**THE REQUEST**
Set down each entry exactly as given; pictures should not appear in the copy.

**DATASET RECORDS**
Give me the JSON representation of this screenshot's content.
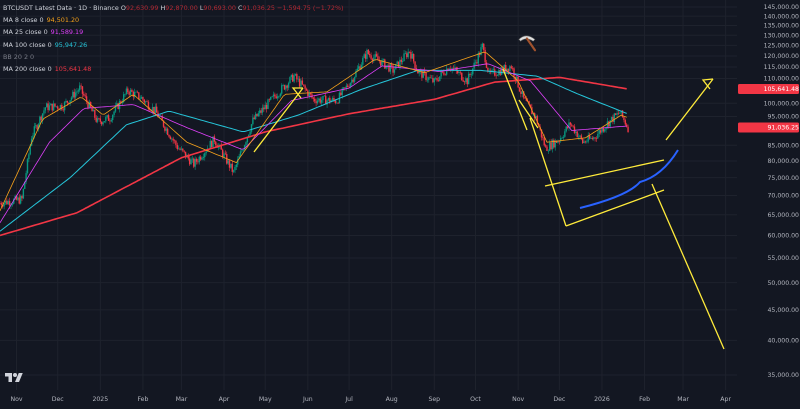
{
  "header": {
    "symbol_line": "BTCUSDT Latest Data · 1D · Binance",
    "ohlc": [
      {
        "k": "O",
        "v": "92,630.99"
      },
      {
        "k": "H",
        "v": "92,870.00"
      },
      {
        "k": "L",
        "v": "90,693.00"
      },
      {
        "k": "C",
        "v": "91,036.25"
      },
      {
        "k": "",
        "v": "−1,594.75 (−1.72%)"
      }
    ]
  },
  "indicators": [
    {
      "label": "MA 8 close 0",
      "value": "94,501.20",
      "color": "#f7a21b"
    },
    {
      "label": "MA 25 close 0",
      "value": "91,589.19",
      "color": "#e040fb"
    },
    {
      "label": "MA 100 close 0",
      "value": "95,947.26",
      "color": "#26c6da"
    },
    {
      "label": "BB 20 2 0",
      "value": "",
      "color": "#787b86"
    },
    {
      "label": "MA 200 close 0",
      "value": "105,641.48",
      "color": "#f23645"
    }
  ],
  "price_axis": {
    "ticks": [
      "145,000.00",
      "140,000.00",
      "135,000.00",
      "130,000.00",
      "125,000.00",
      "120,000.00",
      "115,000.00",
      "110,000.00",
      "100,000.00",
      "95,000.00",
      "85,000.00",
      "80,000.00",
      "75,000.00",
      "70,000.00",
      "65,000.00",
      "60,000.00",
      "55,000.00",
      "50,000.00",
      "45,000.00",
      "40,000.00",
      "35,000.00"
    ],
    "badges": [
      {
        "text": "105,641.48",
        "color": "#f23645"
      },
      {
        "text": "91,036.25",
        "color": "#f23645"
      }
    ]
  },
  "time_axis": {
    "labels": [
      "Nov",
      "Dec",
      "2025",
      "Feb",
      "Mar",
      "Apr",
      "May",
      "Jun",
      "Jul",
      "Aug",
      "Sep",
      "Oct",
      "Nov",
      "Dec",
      "2026",
      "Feb",
      "Mar",
      "Apr"
    ]
  },
  "colors": {
    "background": "#131722",
    "grid": "#1e222d",
    "candle_up": "#089981",
    "candle_down": "#f23645",
    "ma8": "#f7a21b",
    "ma25": "#e040fb",
    "ma100": "#26c6da",
    "ma200": "#f23645",
    "annotation_yellow": "#ffeb3b",
    "annotation_blue": "#2962ff"
  },
  "icons": {
    "pickaxe": "pickaxe-icon",
    "logo": "tradingview-logo"
  },
  "chart_data": {
    "type": "candlestick",
    "title": "BTCUSDT Latest Data · 1D · Binance",
    "price_scale": "log",
    "ylim": [
      33000,
      148000
    ],
    "x_range": [
      "2024-10-20",
      "2026-04-26"
    ],
    "last": {
      "open": 92630.99,
      "high": 92870.0,
      "low": 90693.0,
      "close": 91036.25,
      "change": -1594.75,
      "change_pct": -1.72
    },
    "price_path": [
      [
        "2024-10-20",
        68000
      ],
      [
        "2024-11-05",
        69000
      ],
      [
        "2024-11-12",
        88000
      ],
      [
        "2024-11-22",
        98500
      ],
      [
        "2024-12-05",
        99000
      ],
      [
        "2024-12-17",
        106000
      ],
      [
        "2024-12-30",
        93000
      ],
      [
        "2025-01-08",
        94500
      ],
      [
        "2025-01-21",
        105000
      ],
      [
        "2025-01-31",
        102000
      ],
      [
        "2025-02-10",
        97000
      ],
      [
        "2025-02-26",
        84500
      ],
      [
        "2025-03-10",
        79000
      ],
      [
        "2025-03-25",
        87000
      ],
      [
        "2025-04-08",
        76500
      ],
      [
        "2025-04-22",
        93500
      ],
      [
        "2025-05-10",
        104000
      ],
      [
        "2025-05-22",
        111000
      ],
      [
        "2025-06-05",
        101500
      ],
      [
        "2025-06-22",
        101000
      ],
      [
        "2025-07-03",
        109500
      ],
      [
        "2025-07-14",
        121500
      ],
      [
        "2025-07-25",
        117000
      ],
      [
        "2025-08-02",
        113500
      ],
      [
        "2025-08-14",
        122500
      ],
      [
        "2025-08-20",
        113000
      ],
      [
        "2025-09-01",
        108500
      ],
      [
        "2025-09-12",
        115500
      ],
      [
        "2025-09-25",
        109000
      ],
      [
        "2025-10-06",
        124500
      ],
      [
        "2025-10-11",
        111500
      ],
      [
        "2025-10-27",
        115500
      ],
      [
        "2025-11-05",
        101500
      ],
      [
        "2025-11-14",
        94500
      ],
      [
        "2025-11-21",
        84000
      ],
      [
        "2025-12-01",
        87000
      ],
      [
        "2025-12-09",
        92500
      ],
      [
        "2025-12-18",
        86000
      ],
      [
        "2025-12-26",
        87500
      ],
      [
        "2026-01-05",
        92500
      ],
      [
        "2026-01-14",
        96500
      ],
      [
        "2026-01-20",
        91036.25
      ]
    ],
    "moving_averages": {
      "ma200": [
        [
          "2024-10-20",
          60000
        ],
        [
          "2024-12-15",
          65500
        ],
        [
          "2025-03-01",
          81000
        ],
        [
          "2025-05-01",
          89500
        ],
        [
          "2025-07-01",
          96000
        ],
        [
          "2025-09-01",
          101500
        ],
        [
          "2025-10-15",
          108500
        ],
        [
          "2025-12-01",
          110500
        ],
        [
          "2026-01-20",
          105641.48
        ]
      ],
      "ma100": [
        [
          "2024-10-20",
          61000
        ],
        [
          "2024-12-10",
          75000
        ],
        [
          "2025-01-20",
          92000
        ],
        [
          "2025-02-20",
          97000
        ],
        [
          "2025-04-15",
          89500
        ],
        [
          "2025-05-25",
          95500
        ],
        [
          "2025-07-10",
          105500
        ],
        [
          "2025-08-20",
          113500
        ],
        [
          "2025-10-05",
          113500
        ],
        [
          "2025-11-15",
          111000
        ],
        [
          "2025-12-15",
          103500
        ],
        [
          "2026-01-20",
          95947.26
        ]
      ],
      "ma25": [
        [
          "2024-10-20",
          63000
        ],
        [
          "2024-11-25",
          86000
        ],
        [
          "2024-12-20",
          98000
        ],
        [
          "2025-01-25",
          99500
        ],
        [
          "2025-03-05",
          91000
        ],
        [
          "2025-04-15",
          83500
        ],
        [
          "2025-05-20",
          101000
        ],
        [
          "2025-07-01",
          106000
        ],
        [
          "2025-07-25",
          115500
        ],
        [
          "2025-09-05",
          113000
        ],
        [
          "2025-10-10",
          116500
        ],
        [
          "2025-11-10",
          109000
        ],
        [
          "2025-12-10",
          90000
        ],
        [
          "2026-01-20",
          91589.19
        ]
      ],
      "ma8": [
        [
          "2024-10-20",
          66000
        ],
        [
          "2024-11-20",
          94000
        ],
        [
          "2024-12-18",
          102500
        ],
        [
          "2025-01-03",
          95500
        ],
        [
          "2025-01-25",
          103500
        ],
        [
          "2025-03-05",
          86000
        ],
        [
          "2025-04-10",
          79500
        ],
        [
          "2025-05-15",
          103500
        ],
        [
          "2025-06-15",
          104500
        ],
        [
          "2025-07-20",
          118500
        ],
        [
          "2025-08-25",
          112500
        ],
        [
          "2025-10-08",
          122000
        ],
        [
          "2025-11-01",
          109000
        ],
        [
          "2025-11-22",
          86000
        ],
        [
          "2025-12-20",
          87500
        ],
        [
          "2026-01-15",
          95500
        ],
        [
          "2026-01-20",
          94501.2
        ]
      ]
    }
  }
}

**COMPLETE OUTPUT**
Give me the JSON representation of this screenshot's content.
{
  "header": {
    "symbol_line": "BTCUSDT Latest Data · 1D · Binance",
    "ohlc": [
      {
        "k": "O",
        "v": "92,630.99"
      },
      {
        "k": "H",
        "v": "92,870.00"
      },
      {
        "k": "L",
        "v": "90,693.00"
      },
      {
        "k": "C",
        "v": "91,036.25"
      },
      {
        "k": "",
        "v": "−1,594.75 (−1.72%)"
      }
    ]
  },
  "indicators": [
    {
      "label": "MA 8 close 0",
      "value": "94,501.20",
      "color": "#f7a21b"
    },
    {
      "label": "MA 25 close 0",
      "value": "91,589.19",
      "color": "#e040fb"
    },
    {
      "label": "MA 100 close 0",
      "value": "95,947.26",
      "color": "#26c6da"
    },
    {
      "label": "BB 20 2 0",
      "value": "",
      "color": "#787b86"
    },
    {
      "label": "MA 200 close 0",
      "value": "105,641.48",
      "color": "#f23645"
    }
  ],
  "price_axis": {
    "ticks": [
      "145,000.00",
      "140,000.00",
      "135,000.00",
      "130,000.00",
      "125,000.00",
      "120,000.00",
      "115,000.00",
      "110,000.00",
      "100,000.00",
      "95,000.00",
      "85,000.00",
      "80,000.00",
      "75,000.00",
      "70,000.00",
      "65,000.00",
      "60,000.00",
      "55,000.00",
      "50,000.00",
      "45,000.00",
      "40,000.00",
      "35,000.00"
    ],
    "badges": [
      {
        "text": "105,641.48",
        "color": "#f23645"
      },
      {
        "text": "91,036.25",
        "color": "#f23645"
      }
    ]
  },
  "time_axis": {
    "labels": [
      "Nov",
      "Dec",
      "2025",
      "Feb",
      "Mar",
      "Apr",
      "May",
      "Jun",
      "Jul",
      "Aug",
      "Sep",
      "Oct",
      "Nov",
      "Dec",
      "2026",
      "Feb",
      "Mar",
      "Apr"
    ]
  },
  "colors": {
    "background": "#131722",
    "grid": "#1e222d",
    "candle_up": "#089981",
    "candle_down": "#f23645",
    "ma8": "#f7a21b",
    "ma25": "#e040fb",
    "ma100": "#26c6da",
    "ma200": "#f23645",
    "annotation_yellow": "#ffeb3b",
    "annotation_blue": "#2962ff"
  },
  "icons": {
    "pickaxe": "pickaxe-icon",
    "logo": "tradingview-logo"
  },
  "chart_data": {
    "type": "candlestick",
    "title": "BTCUSDT Latest Data · 1D · Binance",
    "price_scale": "log",
    "ylim": [
      33000,
      148000
    ],
    "x_range": [
      "2024-10-20",
      "2026-04-26"
    ],
    "last": {
      "open": 92630.99,
      "high": 92870.0,
      "low": 90693.0,
      "close": 91036.25,
      "change": -1594.75,
      "change_pct": -1.72
    },
    "price_path": [
      [
        "2024-10-20",
        68000
      ],
      [
        "2024-11-05",
        69000
      ],
      [
        "2024-11-12",
        88000
      ],
      [
        "2024-11-22",
        98500
      ],
      [
        "2024-12-05",
        99000
      ],
      [
        "2024-12-17",
        106000
      ],
      [
        "2024-12-30",
        93000
      ],
      [
        "2025-01-08",
        94500
      ],
      [
        "2025-01-21",
        105000
      ],
      [
        "2025-01-31",
        102000
      ],
      [
        "2025-02-10",
        97000
      ],
      [
        "2025-02-26",
        84500
      ],
      [
        "2025-03-10",
        79000
      ],
      [
        "2025-03-25",
        87000
      ],
      [
        "2025-04-08",
        76500
      ],
      [
        "2025-04-22",
        93500
      ],
      [
        "2025-05-10",
        104000
      ],
      [
        "2025-05-22",
        111000
      ],
      [
        "2025-06-05",
        101500
      ],
      [
        "2025-06-22",
        101000
      ],
      [
        "2025-07-03",
        109500
      ],
      [
        "2025-07-14",
        121500
      ],
      [
        "2025-07-25",
        117000
      ],
      [
        "2025-08-02",
        113500
      ],
      [
        "2025-08-14",
        122500
      ],
      [
        "2025-08-20",
        113000
      ],
      [
        "2025-09-01",
        108500
      ],
      [
        "2025-09-12",
        115500
      ],
      [
        "2025-09-25",
        109000
      ],
      [
        "2025-10-06",
        124500
      ],
      [
        "2025-10-11",
        111500
      ],
      [
        "2025-10-27",
        115500
      ],
      [
        "2025-11-05",
        101500
      ],
      [
        "2025-11-14",
        94500
      ],
      [
        "2025-11-21",
        84000
      ],
      [
        "2025-12-01",
        87000
      ],
      [
        "2025-12-09",
        92500
      ],
      [
        "2025-12-18",
        86000
      ],
      [
        "2025-12-26",
        87500
      ],
      [
        "2026-01-05",
        92500
      ],
      [
        "2026-01-14",
        96500
      ],
      [
        "2026-01-20",
        91036.25
      ]
    ],
    "moving_averages": {
      "ma200": [
        [
          "2024-10-20",
          60000
        ],
        [
          "2024-12-15",
          65500
        ],
        [
          "2025-03-01",
          81000
        ],
        [
          "2025-05-01",
          89500
        ],
        [
          "2025-07-01",
          96000
        ],
        [
          "2025-09-01",
          101500
        ],
        [
          "2025-10-15",
          108500
        ],
        [
          "2025-12-01",
          110500
        ],
        [
          "2026-01-20",
          105641.48
        ]
      ],
      "ma100": [
        [
          "2024-10-20",
          61000
        ],
        [
          "2024-12-10",
          75000
        ],
        [
          "2025-01-20",
          92000
        ],
        [
          "2025-02-20",
          97000
        ],
        [
          "2025-04-15",
          89500
        ],
        [
          "2025-05-25",
          95500
        ],
        [
          "2025-07-10",
          105500
        ],
        [
          "2025-08-20",
          113500
        ],
        [
          "2025-10-05",
          113500
        ],
        [
          "2025-11-15",
          111000
        ],
        [
          "2025-12-15",
          103500
        ],
        [
          "2026-01-20",
          95947.26
        ]
      ],
      "ma25": [
        [
          "2024-10-20",
          63000
        ],
        [
          "2024-11-25",
          86000
        ],
        [
          "2024-12-20",
          98000
        ],
        [
          "2025-01-25",
          99500
        ],
        [
          "2025-03-05",
          91000
        ],
        [
          "2025-04-15",
          83500
        ],
        [
          "2025-05-20",
          101000
        ],
        [
          "2025-07-01",
          106000
        ],
        [
          "2025-07-25",
          115500
        ],
        [
          "2025-09-05",
          113000
        ],
        [
          "2025-10-10",
          116500
        ],
        [
          "2025-11-10",
          109000
        ],
        [
          "2025-12-10",
          90000
        ],
        [
          "2026-01-20",
          91589.19
        ]
      ],
      "ma8": [
        [
          "2024-10-20",
          66000
        ],
        [
          "2024-11-20",
          94000
        ],
        [
          "2024-12-18",
          102500
        ],
        [
          "2025-01-03",
          95500
        ],
        [
          "2025-01-25",
          103500
        ],
        [
          "2025-03-05",
          86000
        ],
        [
          "2025-04-10",
          79500
        ],
        [
          "2025-05-15",
          103500
        ],
        [
          "2025-06-15",
          104500
        ],
        [
          "2025-07-20",
          118500
        ],
        [
          "2025-08-25",
          112500
        ],
        [
          "2025-10-08",
          122000
        ],
        [
          "2025-11-01",
          109000
        ],
        [
          "2025-11-22",
          86000
        ],
        [
          "2025-12-20",
          87500
        ],
        [
          "2026-01-15",
          95500
        ],
        [
          "2026-01-20",
          94501.2
        ]
      ]
    }
  }
}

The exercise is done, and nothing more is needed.